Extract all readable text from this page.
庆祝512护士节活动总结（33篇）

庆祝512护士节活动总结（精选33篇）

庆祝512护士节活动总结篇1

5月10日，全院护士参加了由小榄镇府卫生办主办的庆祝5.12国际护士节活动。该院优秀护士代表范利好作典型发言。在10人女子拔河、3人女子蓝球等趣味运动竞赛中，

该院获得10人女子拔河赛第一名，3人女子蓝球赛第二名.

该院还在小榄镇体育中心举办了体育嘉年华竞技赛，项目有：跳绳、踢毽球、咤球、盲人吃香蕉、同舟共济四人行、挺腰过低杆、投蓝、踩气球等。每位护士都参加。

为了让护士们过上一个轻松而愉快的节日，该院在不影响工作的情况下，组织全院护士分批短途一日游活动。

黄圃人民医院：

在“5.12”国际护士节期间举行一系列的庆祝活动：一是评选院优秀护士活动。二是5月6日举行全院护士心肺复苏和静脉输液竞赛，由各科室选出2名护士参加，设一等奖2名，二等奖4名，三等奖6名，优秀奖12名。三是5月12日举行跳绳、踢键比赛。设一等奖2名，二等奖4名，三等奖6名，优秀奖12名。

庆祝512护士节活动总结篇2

▶ [What is required] Retype all the material above precisely, with no line left out.

▶ [Full answer]
Extract all readable text from this page.
庆祝512护士节活动总结（33篇）

庆祝512护士节活动总结（精选33篇）

庆祝512护士节活动总结篇1

5月10日，全院护士参加了由小榄镇府卫生办主办的庆祝5.12国际护士节活动。该院优秀护士代表范利好作典型发言。在10人女子拔河、3人女子蓝球等趣味运动竞赛中，

该院获得10人女子拔河赛第一名，3人女子蓝球赛第二名.

该院还在小榄镇体育中心举办了体育嘉年华竞技赛，项目有：跳绳、踢毽球、咤球、盲人吃香蕉、同舟共济四人行、挺腰过低杆、投蓝、踩气球等。每位护士都参加。

为了让护士们过上一个轻松而愉快的节日，该院在不影响工作的情况下，组织全院护士分批短途一日游活动。

黄圃人民医院：

在“5.12”国际护士节期间举行一系列的庆祝活动：一是评选院优秀护士活动。二是5月6日举行全院护士心肺复苏和静脉输液竞赛，由各科室选出2名护士参加，设一等奖2名，二等奖4名，三等奖6名，优秀奖12名。三是5月12日举行跳绳、踢键比赛。设一等奖2名，二等奖4名，三等奖6名，优秀奖12名。

庆祝512护士节活动总结篇2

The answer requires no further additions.